Nothing in the data should change when you return it, but leave the pictures out.

'''

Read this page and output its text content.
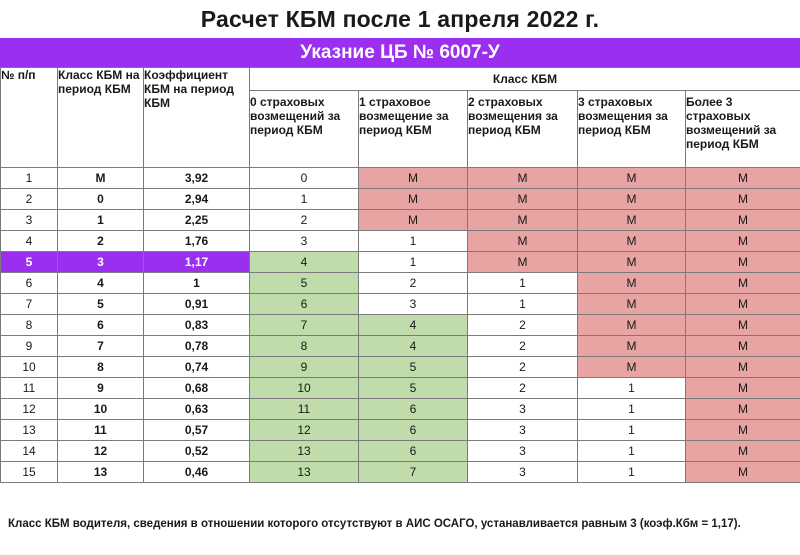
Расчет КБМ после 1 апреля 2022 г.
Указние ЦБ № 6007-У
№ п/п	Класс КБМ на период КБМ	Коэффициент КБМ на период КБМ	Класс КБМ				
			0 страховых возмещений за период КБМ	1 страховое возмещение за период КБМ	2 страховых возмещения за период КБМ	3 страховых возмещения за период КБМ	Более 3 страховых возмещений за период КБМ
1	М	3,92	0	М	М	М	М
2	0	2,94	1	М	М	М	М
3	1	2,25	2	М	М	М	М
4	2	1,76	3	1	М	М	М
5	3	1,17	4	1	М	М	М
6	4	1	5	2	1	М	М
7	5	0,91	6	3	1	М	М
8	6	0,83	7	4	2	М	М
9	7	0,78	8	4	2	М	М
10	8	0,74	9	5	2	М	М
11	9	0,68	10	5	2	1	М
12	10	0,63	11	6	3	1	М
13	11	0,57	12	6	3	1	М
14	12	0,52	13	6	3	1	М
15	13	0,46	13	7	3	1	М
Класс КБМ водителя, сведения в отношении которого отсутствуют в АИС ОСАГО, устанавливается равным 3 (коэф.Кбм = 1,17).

'''

SOLUTION TO THIS TASK:
Read this page and output its text content.
Расчет КБМ после 1 апреля 2022 г.
Указние ЦБ № 6007-У
№ п/п	Класс КБМ на период КБМ	Коэффициент КБМ на период КБМ	Класс КБМ				
			0 страховых возмещений за период КБМ	1 страховое возмещение за период КБМ	2 страховых возмещения за период КБМ	3 страховых возмещения за период КБМ	Более 3 страховых возмещений за период КБМ
1	М	3,92	0	М	М	М	М
2	0	2,94	1	М	М	М	М
3	1	2,25	2	М	М	М	М
4	2	1,76	3	1	М	М	М
5	3	1,17	4	1	М	М	М
6	4	1	5	2	1	М	М
7	5	0,91	6	3	1	М	М
8	6	0,83	7	4	2	М	М
9	7	0,78	8	4	2	М	М
10	8	0,74	9	5	2	М	М
11	9	0,68	10	5	2	1	М
12	10	0,63	11	6	3	1	М
13	11	0,57	12	6	3	1	М
14	12	0,52	13	6	3	1	М
15	13	0,46	13	7	3	1	М
Класс КБМ водителя, сведения в отношении которого отсутствуют в АИС ОСАГО, устанавливается равным 3 (коэф.Кбм = 1,17).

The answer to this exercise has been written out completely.